Direction: Copy the lines holding the word "JSON", all of them.

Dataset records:
= = = =

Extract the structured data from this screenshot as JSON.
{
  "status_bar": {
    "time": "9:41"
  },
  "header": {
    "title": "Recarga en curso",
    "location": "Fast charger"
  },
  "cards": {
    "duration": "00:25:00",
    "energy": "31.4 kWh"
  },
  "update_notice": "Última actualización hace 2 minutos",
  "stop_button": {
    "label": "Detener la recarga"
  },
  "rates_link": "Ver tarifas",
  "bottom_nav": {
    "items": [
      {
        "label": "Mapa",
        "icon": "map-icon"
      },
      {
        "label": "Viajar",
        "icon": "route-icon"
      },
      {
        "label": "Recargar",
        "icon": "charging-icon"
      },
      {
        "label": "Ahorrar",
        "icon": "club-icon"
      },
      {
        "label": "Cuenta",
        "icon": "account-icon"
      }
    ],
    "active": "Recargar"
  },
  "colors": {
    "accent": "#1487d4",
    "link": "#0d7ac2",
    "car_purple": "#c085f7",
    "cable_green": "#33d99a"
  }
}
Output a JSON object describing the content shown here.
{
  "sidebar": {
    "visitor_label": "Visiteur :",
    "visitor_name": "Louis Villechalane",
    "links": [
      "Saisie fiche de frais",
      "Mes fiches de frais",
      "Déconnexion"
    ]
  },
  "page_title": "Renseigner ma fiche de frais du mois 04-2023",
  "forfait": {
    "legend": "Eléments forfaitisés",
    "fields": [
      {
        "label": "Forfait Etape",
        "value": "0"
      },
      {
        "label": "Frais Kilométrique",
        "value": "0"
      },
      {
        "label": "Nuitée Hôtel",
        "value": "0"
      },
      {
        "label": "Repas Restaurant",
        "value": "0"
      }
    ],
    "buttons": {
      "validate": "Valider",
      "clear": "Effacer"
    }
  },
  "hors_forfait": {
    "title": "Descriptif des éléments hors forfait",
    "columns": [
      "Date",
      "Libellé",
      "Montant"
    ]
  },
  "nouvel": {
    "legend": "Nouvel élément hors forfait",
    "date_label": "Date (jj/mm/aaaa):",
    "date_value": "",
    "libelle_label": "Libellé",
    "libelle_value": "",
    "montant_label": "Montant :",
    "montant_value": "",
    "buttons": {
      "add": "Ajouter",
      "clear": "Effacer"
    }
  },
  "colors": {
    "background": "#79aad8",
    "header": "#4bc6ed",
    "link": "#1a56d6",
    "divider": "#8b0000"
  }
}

= = = =

Result:
Extract the structured data from this screenshot as JSON.
Output a JSON object describing the content shown here.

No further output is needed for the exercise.